:: Job ::
Your task is to print every entry below exactly as given.

:: Supplied data ::
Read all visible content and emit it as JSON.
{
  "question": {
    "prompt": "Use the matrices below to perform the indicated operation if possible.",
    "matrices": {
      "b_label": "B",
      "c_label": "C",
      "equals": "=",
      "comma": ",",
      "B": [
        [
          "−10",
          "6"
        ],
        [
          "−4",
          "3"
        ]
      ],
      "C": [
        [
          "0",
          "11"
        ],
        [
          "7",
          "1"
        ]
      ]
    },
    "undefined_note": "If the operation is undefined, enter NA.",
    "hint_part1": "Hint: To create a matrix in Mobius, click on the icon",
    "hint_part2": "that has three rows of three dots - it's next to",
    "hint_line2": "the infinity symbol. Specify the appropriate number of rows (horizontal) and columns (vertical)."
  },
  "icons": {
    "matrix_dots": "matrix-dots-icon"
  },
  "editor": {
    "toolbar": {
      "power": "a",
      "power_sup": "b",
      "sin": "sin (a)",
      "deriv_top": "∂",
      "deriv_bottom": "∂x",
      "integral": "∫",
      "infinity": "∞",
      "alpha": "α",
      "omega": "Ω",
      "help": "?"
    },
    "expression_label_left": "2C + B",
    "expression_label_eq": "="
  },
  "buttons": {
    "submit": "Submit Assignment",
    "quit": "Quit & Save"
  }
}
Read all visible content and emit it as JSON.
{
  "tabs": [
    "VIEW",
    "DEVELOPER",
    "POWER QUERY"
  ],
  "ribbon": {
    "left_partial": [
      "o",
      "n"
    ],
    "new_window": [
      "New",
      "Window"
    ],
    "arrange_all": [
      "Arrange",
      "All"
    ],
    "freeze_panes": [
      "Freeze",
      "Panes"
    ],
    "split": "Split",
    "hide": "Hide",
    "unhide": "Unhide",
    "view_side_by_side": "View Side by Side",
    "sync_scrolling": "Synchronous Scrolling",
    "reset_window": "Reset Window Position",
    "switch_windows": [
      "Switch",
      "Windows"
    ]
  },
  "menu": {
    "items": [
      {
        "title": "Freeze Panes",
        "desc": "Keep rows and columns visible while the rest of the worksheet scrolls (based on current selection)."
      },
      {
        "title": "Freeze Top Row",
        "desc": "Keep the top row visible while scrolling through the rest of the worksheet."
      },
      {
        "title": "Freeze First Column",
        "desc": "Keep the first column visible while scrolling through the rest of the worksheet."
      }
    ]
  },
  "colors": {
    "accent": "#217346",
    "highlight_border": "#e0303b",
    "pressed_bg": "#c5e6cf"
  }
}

:: Correct result ::
Read all visible content and emit it as JSON.
{
  "question": {
    "prompt": "Use the matrices below to perform the indicated operation if possible.",
    "matrices": {
      "b_label": "B",
      "c_label": "C",
      "equals": "=",
      "comma": ",",
      "B": [
        [
          "−10",
          "6"
        ],
        [
          "−4",
          "3"
        ]
      ],
      "C": [
        [
          "0",
          "11"
        ],
        [
          "7",
          "1"
        ]
      ]
    },
    "undefined_note": "If the operation is undefined, enter NA.",
    "hint_part1": "Hint: To create a matrix in Mobius, click on the icon",
    "hint_part2": "that has three rows of three dots - it's next to",
    "hint_line2": "the infinity symbol. Specify the appropriate number of rows (horizontal) and columns (vertical)."
  },
  "icons": {
    "matrix_dots": "matrix-dots-icon"
  },
  "editor": {
    "toolbar": {
      "power": "a",
      "power_sup": "b",
      "sin": "sin (a)",
      "deriv_top": "∂",
      "deriv_bottom": "∂x",
      "integral": "∫",
      "infinity": "∞",
      "alpha": "α",
      "omega": "Ω",
      "help": "?"
    },
    "expression_label_left": "2C + B",
    "expression_label_eq": "="
  },
  "buttons": {
    "submit": "Submit Assignment",
    "quit": "Quit & Save"
  }
}
Read all visible content and emit it as JSON.
{
  "tabs": [
    "VIEW",
    "DEVELOPER",
    "POWER QUERY"
  ],
  "ribbon": {
    "left_partial": [
      "o",
      "n"
    ],
    "new_window": [
      "New",
      "Window"
    ],
    "arrange_all": [
      "Arrange",
      "All"
    ],
    "freeze_panes": [
      "Freeze",
      "Panes"
    ],
    "split": "Split",
    "hide": "Hide",
    "unhide": "Unhide",
    "view_side_by_side": "View Side by Side",
    "sync_scrolling": "Synchronous Scrolling",
    "reset_window": "Reset Window Position",
    "switch_windows": [
      "Switch",
      "Windows"
    ]
  },
  "menu": {
    "items": [
      {
        "title": "Freeze Panes",
        "desc": "Keep rows and columns visible while the rest of the worksheet scrolls (based on current selection)."
      },
      {
        "title": "Freeze Top Row",
        "desc": "Keep the top row visible while scrolling through the rest of the worksheet."
      },
      {
        "title": "Freeze First Column",
        "desc": "Keep the first column visible while scrolling through the rest of the worksheet."
      }
    ]
  },
  "colors": {
    "accent": "#217346",
    "highlight_border": "#e0303b",
    "pressed_bg": "#c5e6cf"
  }
}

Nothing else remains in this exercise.